# Exercise brief
Make an exact copy of all the records.

## Start Records supplied

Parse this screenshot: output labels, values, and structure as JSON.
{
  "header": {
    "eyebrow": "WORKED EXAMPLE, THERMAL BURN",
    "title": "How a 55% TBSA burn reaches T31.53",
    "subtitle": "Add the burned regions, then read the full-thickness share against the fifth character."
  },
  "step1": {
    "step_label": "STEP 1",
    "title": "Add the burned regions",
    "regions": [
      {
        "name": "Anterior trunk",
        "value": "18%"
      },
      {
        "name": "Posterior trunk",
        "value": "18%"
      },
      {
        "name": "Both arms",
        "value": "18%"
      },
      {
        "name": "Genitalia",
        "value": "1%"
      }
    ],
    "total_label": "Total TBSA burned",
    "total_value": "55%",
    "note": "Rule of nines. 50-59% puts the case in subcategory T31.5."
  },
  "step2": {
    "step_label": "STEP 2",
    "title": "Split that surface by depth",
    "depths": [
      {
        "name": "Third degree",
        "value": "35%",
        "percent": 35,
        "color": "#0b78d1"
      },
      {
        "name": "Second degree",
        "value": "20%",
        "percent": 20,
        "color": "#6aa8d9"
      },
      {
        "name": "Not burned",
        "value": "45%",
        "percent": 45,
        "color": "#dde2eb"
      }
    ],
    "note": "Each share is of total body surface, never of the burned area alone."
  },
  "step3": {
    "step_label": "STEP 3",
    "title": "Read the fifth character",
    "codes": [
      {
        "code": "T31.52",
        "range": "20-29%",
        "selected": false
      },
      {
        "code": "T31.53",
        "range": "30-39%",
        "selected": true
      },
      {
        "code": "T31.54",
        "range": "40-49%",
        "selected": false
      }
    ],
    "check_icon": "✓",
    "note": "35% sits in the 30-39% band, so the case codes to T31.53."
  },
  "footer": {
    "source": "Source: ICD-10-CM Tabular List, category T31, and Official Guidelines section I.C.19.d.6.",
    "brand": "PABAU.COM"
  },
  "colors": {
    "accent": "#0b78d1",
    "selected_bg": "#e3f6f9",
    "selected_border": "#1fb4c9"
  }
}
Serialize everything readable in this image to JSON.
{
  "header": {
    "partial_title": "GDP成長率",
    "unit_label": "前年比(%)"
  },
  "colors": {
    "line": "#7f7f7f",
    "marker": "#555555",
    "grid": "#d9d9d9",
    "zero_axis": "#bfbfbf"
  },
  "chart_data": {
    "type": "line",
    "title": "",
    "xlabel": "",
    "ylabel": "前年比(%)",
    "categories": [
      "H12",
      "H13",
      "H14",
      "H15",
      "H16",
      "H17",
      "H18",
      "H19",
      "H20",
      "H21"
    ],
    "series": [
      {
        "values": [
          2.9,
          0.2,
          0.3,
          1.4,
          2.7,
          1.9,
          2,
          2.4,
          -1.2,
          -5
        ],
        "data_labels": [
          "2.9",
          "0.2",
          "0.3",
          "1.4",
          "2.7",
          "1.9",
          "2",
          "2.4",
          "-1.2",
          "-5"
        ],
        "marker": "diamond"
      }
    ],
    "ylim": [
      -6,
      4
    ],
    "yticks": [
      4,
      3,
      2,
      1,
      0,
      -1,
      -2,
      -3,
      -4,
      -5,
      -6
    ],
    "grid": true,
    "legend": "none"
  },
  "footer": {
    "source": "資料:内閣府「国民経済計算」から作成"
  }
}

## End Records supplied

# Result of the task
Parse this screenshot: output labels, values, and structure as JSON.
{
  "header": {
    "eyebrow": "WORKED EXAMPLE, THERMAL BURN",
    "title": "How a 55% TBSA burn reaches T31.53",
    "subtitle": "Add the burned regions, then read the full-thickness share against the fifth character."
  },
  "step1": {
    "step_label": "STEP 1",
    "title": "Add the burned regions",
    "regions": [
      {
        "name": "Anterior trunk",
        "value": "18%"
      },
      {
        "name": "Posterior trunk",
        "value": "18%"
      },
      {
        "name": "Both arms",
        "value": "18%"
      },
      {
        "name": "Genitalia",
        "value": "1%"
      }
    ],
    "total_label": "Total TBSA burned",
    "total_value": "55%",
    "note": "Rule of nines. 50-59% puts the case in subcategory T31.5."
  },
  "step2": {
    "step_label": "STEP 2",
    "title": "Split that surface by depth",
    "depths": [
      {
        "name": "Third degree",
        "value": "35%",
        "percent": 35,
        "color": "#0b78d1"
      },
      {
        "name": "Second degree",
        "value": "20%",
        "percent": 20,
        "color": "#6aa8d9"
      },
      {
        "name": "Not burned",
        "value": "45%",
        "percent": 45,
        "color": "#dde2eb"
      }
    ],
    "note": "Each share is of total body surface, never of the burned area alone."
  },
  "step3": {
    "step_label": "STEP 3",
    "title": "Read the fifth character",
    "codes": [
      {
        "code": "T31.52",
        "range": "20-29%",
        "selected": false
      },
      {
        "code": "T31.53",
        "range": "30-39%",
        "selected": true
      },
      {
        "code": "T31.54",
        "range": "40-49%",
        "selected": false
      }
    ],
    "check_icon": "✓",
    "note": "35% sits in the 30-39% band, so the case codes to T31.53."
  },
  "footer": {
    "source": "Source: ICD-10-CM Tabular List, category T31, and Official Guidelines section I.C.19.d.6.",
    "brand": "PABAU.COM"
  },
  "colors": {
    "accent": "#0b78d1",
    "selected_bg": "#e3f6f9",
    "selected_border": "#1fb4c9"
  }
}
Serialize everything readable in this image to JSON.
{
  "header": {
    "partial_title": "GDP成長率",
    "unit_label": "前年比(%)"
  },
  "colors": {
    "line": "#7f7f7f",
    "marker": "#555555",
    "grid": "#d9d9d9",
    "zero_axis": "#bfbfbf"
  },
  "chart_data": {
    "type": "line",
    "title": "",
    "xlabel": "",
    "ylabel": "前年比(%)",
    "categories": [
      "H12",
      "H13",
      "H14",
      "H15",
      "H16",
      "H17",
      "H18",
      "H19",
      "H20",
      "H21"
    ],
    "series": [
      {
        "values": [
          2.9,
          0.2,
          0.3,
          1.4,
          2.7,
          1.9,
          2,
          2.4,
          -1.2,
          -5
        ],
        "data_labels": [
          "2.9",
          "0.2",
          "0.3",
          "1.4",
          "2.7",
          "1.9",
          "2",
          "2.4",
          "-1.2",
          "-5"
        ],
        "marker": "diamond"
      }
    ],
    "ylim": [
      -6,
      4
    ],
    "yticks": [
      4,
      3,
      2,
      1,
      0,
      -1,
      -2,
      -3,
      -4,
      -5,
      -6
    ],
    "grid": true,
    "legend": "none"
  },
  "footer": {
    "source": "資料:内閣府「国民経済計算」から作成"
  }
}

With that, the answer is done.